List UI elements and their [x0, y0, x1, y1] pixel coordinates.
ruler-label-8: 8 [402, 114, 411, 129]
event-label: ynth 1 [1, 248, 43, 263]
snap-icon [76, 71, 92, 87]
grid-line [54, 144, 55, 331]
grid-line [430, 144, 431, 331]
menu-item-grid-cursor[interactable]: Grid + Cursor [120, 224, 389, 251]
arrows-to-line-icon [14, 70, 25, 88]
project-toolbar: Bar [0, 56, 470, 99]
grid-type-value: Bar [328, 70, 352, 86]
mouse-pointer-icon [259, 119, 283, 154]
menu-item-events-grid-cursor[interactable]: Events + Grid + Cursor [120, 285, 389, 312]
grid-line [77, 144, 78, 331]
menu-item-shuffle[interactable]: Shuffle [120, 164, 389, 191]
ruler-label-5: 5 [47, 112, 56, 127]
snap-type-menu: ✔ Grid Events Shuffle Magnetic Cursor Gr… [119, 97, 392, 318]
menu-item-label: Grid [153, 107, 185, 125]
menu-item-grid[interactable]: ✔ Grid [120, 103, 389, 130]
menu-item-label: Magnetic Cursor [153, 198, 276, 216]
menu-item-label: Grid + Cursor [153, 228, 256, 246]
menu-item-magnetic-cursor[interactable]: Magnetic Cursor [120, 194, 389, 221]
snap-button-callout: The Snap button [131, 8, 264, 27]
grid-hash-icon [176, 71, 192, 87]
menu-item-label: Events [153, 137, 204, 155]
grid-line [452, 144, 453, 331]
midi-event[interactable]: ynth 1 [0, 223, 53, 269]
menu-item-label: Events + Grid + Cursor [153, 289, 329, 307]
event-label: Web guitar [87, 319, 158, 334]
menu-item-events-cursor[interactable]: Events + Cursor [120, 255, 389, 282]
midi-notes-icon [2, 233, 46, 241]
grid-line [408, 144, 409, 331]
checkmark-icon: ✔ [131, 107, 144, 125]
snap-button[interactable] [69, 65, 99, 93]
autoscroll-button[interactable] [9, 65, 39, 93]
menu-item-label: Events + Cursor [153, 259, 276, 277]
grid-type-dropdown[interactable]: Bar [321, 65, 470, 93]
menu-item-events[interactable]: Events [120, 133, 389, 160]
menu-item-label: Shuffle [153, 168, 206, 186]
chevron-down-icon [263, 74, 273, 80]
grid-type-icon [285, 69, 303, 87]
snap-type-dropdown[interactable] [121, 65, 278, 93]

========

Substitute "grid-divider" for "grid-line" wherever it appears in the rows above, and give all the rows again with nothing else changed.

-- FINISHED TASK --
List UI elements and their [x0, y0, x1, y1] pixel coordinates.
ruler-label-8: 8 [402, 114, 411, 129]
event-label: ynth 1 [1, 248, 43, 263]
snap-icon [76, 71, 92, 87]
grid-divider [54, 144, 55, 331]
grid-divider [430, 144, 431, 331]
menu-item-grid-cursor[interactable]: Grid + Cursor [120, 224, 389, 251]
arrows-to-line-icon [14, 70, 25, 88]
project-toolbar: Bar [0, 56, 470, 99]
grid-type-value: Bar [328, 70, 352, 86]
mouse-pointer-icon [259, 119, 283, 154]
menu-item-events-grid-cursor[interactable]: Events + Grid + Cursor [120, 285, 389, 312]
grid-divider [77, 144, 78, 331]
menu-item-shuffle[interactable]: Shuffle [120, 164, 389, 191]
ruler-label-5: 5 [47, 112, 56, 127]
snap-type-menu: ✔ Grid Events Shuffle Magnetic Cursor Gr… [119, 97, 392, 318]
menu-item-label: Grid [153, 107, 185, 125]
menu-item-grid[interactable]: ✔ Grid [120, 103, 389, 130]
menu-item-label: Magnetic Cursor [153, 198, 276, 216]
menu-item-label: Grid + Cursor [153, 228, 256, 246]
menu-item-magnetic-cursor[interactable]: Magnetic Cursor [120, 194, 389, 221]
snap-button-callout: The Snap button [131, 8, 264, 27]
grid-hash-icon [176, 71, 192, 87]
menu-item-label: Events [153, 137, 204, 155]
grid-divider [452, 144, 453, 331]
midi-event[interactable]: ynth 1 [0, 223, 53, 269]
menu-item-label: Events + Grid + Cursor [153, 289, 329, 307]
event-label: Web guitar [87, 319, 158, 334]
menu-item-events-cursor[interactable]: Events + Cursor [120, 255, 389, 282]
midi-notes-icon [2, 233, 46, 241]
grid-divider [408, 144, 409, 331]
checkmark-icon: ✔ [131, 107, 144, 125]
snap-button[interactable] [69, 65, 99, 93]
autoscroll-button[interactable] [9, 65, 39, 93]
menu-item-label: Events + Cursor [153, 259, 276, 277]
grid-type-dropdown[interactable]: Bar [321, 65, 470, 93]
menu-item-events[interactable]: Events [120, 133, 389, 160]
menu-item-label: Shuffle [153, 168, 206, 186]
chevron-down-icon [263, 74, 273, 80]
grid-type-icon [285, 69, 303, 87]
snap-type-dropdown[interactable] [121, 65, 278, 93]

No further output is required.